═══ Material shown

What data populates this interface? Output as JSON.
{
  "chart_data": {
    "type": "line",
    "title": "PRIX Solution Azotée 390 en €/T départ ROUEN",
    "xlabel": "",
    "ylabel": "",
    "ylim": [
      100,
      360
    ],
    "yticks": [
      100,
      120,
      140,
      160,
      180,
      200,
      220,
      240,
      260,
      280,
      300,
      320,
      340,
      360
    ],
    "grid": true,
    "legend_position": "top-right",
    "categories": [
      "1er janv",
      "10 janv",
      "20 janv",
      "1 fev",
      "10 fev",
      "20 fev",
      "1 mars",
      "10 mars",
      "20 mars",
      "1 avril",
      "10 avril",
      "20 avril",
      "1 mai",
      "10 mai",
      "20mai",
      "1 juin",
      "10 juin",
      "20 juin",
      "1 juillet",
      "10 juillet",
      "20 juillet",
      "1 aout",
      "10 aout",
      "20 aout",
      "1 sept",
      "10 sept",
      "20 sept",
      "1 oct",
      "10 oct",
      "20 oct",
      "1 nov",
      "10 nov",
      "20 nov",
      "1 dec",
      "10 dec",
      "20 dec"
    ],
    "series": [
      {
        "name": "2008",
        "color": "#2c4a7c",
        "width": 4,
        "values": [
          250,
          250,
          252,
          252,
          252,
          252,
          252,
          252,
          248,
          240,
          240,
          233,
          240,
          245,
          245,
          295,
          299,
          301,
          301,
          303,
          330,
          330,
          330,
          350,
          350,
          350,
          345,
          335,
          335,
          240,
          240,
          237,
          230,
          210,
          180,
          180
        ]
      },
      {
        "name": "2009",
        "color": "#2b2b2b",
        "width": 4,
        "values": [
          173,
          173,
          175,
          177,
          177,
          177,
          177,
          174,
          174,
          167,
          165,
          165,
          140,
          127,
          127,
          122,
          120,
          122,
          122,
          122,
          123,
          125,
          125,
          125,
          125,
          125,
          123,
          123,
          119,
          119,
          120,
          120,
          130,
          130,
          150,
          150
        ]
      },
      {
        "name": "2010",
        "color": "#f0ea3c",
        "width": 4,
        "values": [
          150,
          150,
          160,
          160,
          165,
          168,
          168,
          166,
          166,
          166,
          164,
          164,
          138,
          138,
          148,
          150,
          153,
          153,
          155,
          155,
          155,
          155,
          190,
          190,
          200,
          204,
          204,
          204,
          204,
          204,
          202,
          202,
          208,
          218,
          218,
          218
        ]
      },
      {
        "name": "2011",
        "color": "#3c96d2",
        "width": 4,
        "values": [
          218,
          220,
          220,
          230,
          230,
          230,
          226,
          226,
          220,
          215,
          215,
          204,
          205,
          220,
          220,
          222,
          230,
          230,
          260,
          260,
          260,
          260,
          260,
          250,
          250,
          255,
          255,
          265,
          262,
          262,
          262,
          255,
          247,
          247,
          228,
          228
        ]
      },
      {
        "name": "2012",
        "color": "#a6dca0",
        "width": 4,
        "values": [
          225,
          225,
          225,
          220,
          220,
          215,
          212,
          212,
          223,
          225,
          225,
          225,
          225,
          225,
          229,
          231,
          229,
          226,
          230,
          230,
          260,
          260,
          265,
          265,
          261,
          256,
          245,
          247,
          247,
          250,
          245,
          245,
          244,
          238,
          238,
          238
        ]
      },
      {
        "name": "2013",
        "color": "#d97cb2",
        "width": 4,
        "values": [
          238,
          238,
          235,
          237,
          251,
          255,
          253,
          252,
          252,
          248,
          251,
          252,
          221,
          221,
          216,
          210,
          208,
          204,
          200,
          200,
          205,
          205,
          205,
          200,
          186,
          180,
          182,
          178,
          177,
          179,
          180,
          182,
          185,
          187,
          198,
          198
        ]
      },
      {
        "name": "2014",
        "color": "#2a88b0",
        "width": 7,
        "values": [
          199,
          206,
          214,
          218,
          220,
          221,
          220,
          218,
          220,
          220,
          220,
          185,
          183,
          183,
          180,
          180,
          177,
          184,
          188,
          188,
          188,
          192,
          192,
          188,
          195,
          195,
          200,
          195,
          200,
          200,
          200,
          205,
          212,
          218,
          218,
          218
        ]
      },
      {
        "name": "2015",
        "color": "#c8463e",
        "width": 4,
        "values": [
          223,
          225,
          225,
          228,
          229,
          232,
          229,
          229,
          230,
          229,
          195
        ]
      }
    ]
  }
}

══════

*What is being asked:* Copy out all of the records above with nothing altered.

*Task answer:*
What data populates this interface? Output as JSON.
{
  "chart_data": {
    "type": "line",
    "title": "PRIX Solution Azotée 390 en €/T départ ROUEN",
    "xlabel": "",
    "ylabel": "",
    "ylim": [
      100,
      360
    ],
    "yticks": [
      100,
      120,
      140,
      160,
      180,
      200,
      220,
      240,
      260,
      280,
      300,
      320,
      340,
      360
    ],
    "grid": true,
    "legend_position": "top-right",
    "categories": [
      "1er janv",
      "10 janv",
      "20 janv",
      "1 fev",
      "10 fev",
      "20 fev",
      "1 mars",
      "10 mars",
      "20 mars",
      "1 avril",
      "10 avril",
      "20 avril",
      "1 mai",
      "10 mai",
      "20mai",
      "1 juin",
      "10 juin",
      "20 juin",
      "1 juillet",
      "10 juillet",
      "20 juillet",
      "1 aout",
      "10 aout",
      "20 aout",
      "1 sept",
      "10 sept",
      "20 sept",
      "1 oct",
      "10 oct",
      "20 oct",
      "1 nov",
      "10 nov",
      "20 nov",
      "1 dec",
      "10 dec",
      "20 dec"
    ],
    "series": [
      {
        "name": "2008",
        "color": "#2c4a7c",
        "width": 4,
        "values": [
          250,
          250,
          252,
          252,
          252,
          252,
          252,
          252,
          248,
          240,
          240,
          233,
          240,
          245,
          245,
          295,
          299,
          301,
          301,
          303,
          330,
          330,
          330,
          350,
          350,
          350,
          345,
          335,
          335,
          240,
          240,
          237,
          230,
          210,
          180,
          180
        ]
      },
      {
        "name": "2009",
        "color": "#2b2b2b",
        "width": 4,
        "values": [
          173,
          173,
          175,
          177,
          177,
          177,
          177,
          174,
          174,
          167,
          165,
          165,
          140,
          127,
          127,
          122,
          120,
          122,
          122,
          122,
          123,
          125,
          125,
          125,
          125,
          125,
          123,
          123,
          119,
          119,
          120,
          120,
          130,
          130,
          150,
          150
        ]
      },
      {
        "name": "2010",
        "color": "#f0ea3c",
        "width": 4,
        "values": [
          150,
          150,
          160,
          160,
          165,
          168,
          168,
          166,
          166,
          166,
          164,
          164,
          138,
          138,
          148,
          150,
          153,
          153,
          155,
          155,
          155,
          155,
          190,
          190,
          200,
          204,
          204,
          204,
          204,
          204,
          202,
          202,
          208,
          218,
          218,
          218
        ]
      },
      {
        "name": "2011",
        "color": "#3c96d2",
        "width": 4,
        "values": [
          218,
          220,
          220,
          230,
          230,
          230,
          226,
          226,
          220,
          215,
          215,
          204,
          205,
          220,
          220,
          222,
          230,
          230,
          260,
          260,
          260,
          260,
          260,
          250,
          250,
          255,
          255,
          265,
          262,
          262,
          262,
          255,
          247,
          247,
          228,
          228
        ]
      },
      {
        "name": "2012",
        "color": "#a6dca0",
        "width": 4,
        "values": [
          225,
          225,
          225,
          220,
          220,
          215,
          212,
          212,
          223,
          225,
          225,
          225,
          225,
          225,
          229,
          231,
          229,
          226,
          230,
          230,
          260,
          260,
          265,
          265,
          261,
          256,
          245,
          247,
          247,
          250,
          245,
          245,
          244,
          238,
          238,
          238
        ]
      },
      {
        "name": "2013",
        "color": "#d97cb2",
        "width": 4,
        "values": [
          238,
          238,
          235,
          237,
          251,
          255,
          253,
          252,
          252,
          248,
          251,
          252,
          221,
          221,
          216,
          210,
          208,
          204,
          200,
          200,
          205,
          205,
          205,
          200,
          186,
          180,
          182,
          178,
          177,
          179,
          180,
          182,
          185,
          187,
          198,
          198
        ]
      },
      {
        "name": "2014",
        "color": "#2a88b0",
        "width": 7,
        "values": [
          199,
          206,
          214,
          218,
          220,
          221,
          220,
          218,
          220,
          220,
          220,
          185,
          183,
          183,
          180,
          180,
          177,
          184,
          188,
          188,
          188,
          192,
          192,
          188,
          195,
          195,
          200,
          195,
          200,
          200,
          200,
          205,
          212,
          218,
          218,
          218
        ]
      },
      {
        "name": "2015",
        "color": "#c8463e",
        "width": 4,
        "values": [
          223,
          225,
          225,
          228,
          229,
          232,
          229,
          229,
          230,
          229,
          195
        ]
      }
    ]
  }
}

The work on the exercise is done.